■ Exercise aim
Assemble all lines in which the string "values" appears.

Figure content listings:
☆ ☆ ☆ ☆ ☆

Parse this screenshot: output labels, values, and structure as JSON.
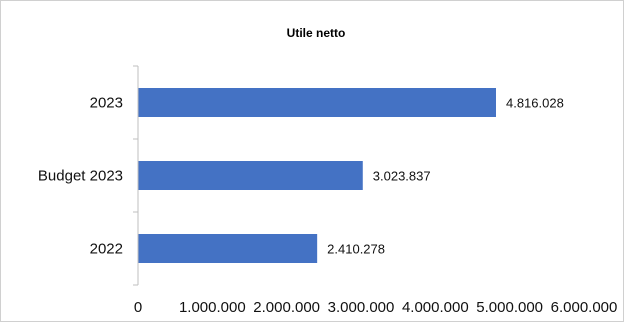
{
  "chart_data": {
    "type": "bar",
    "orientation": "horizontal",
    "title": "Utile netto",
    "categories": [
      "2023",
      "Budget 2023",
      "2022"
    ],
    "values": [
      4816028,
      3023837,
      2410278
    ],
    "data_labels": [
      "4.816.028",
      "3.023.837",
      "2.410.278"
    ],
    "xlim": [
      0,
      6000000
    ],
    "x_ticks": [
      0,
      1000000,
      2000000,
      3000000,
      4000000,
      5000000,
      6000000
    ],
    "x_tick_labels": [
      "0",
      "1.000.000",
      "2.000.000",
      "3.000.000",
      "4.000.000",
      "5.000.000",
      "6.000.000"
    ],
    "bar_color": "#4472C4",
    "grid": false,
    "legend": "none"
  }
}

☆ ☆ ☆ ☆ ☆

■ Written solution
Parse this screenshot: output labels, values, and structure as JSON.
    "values": [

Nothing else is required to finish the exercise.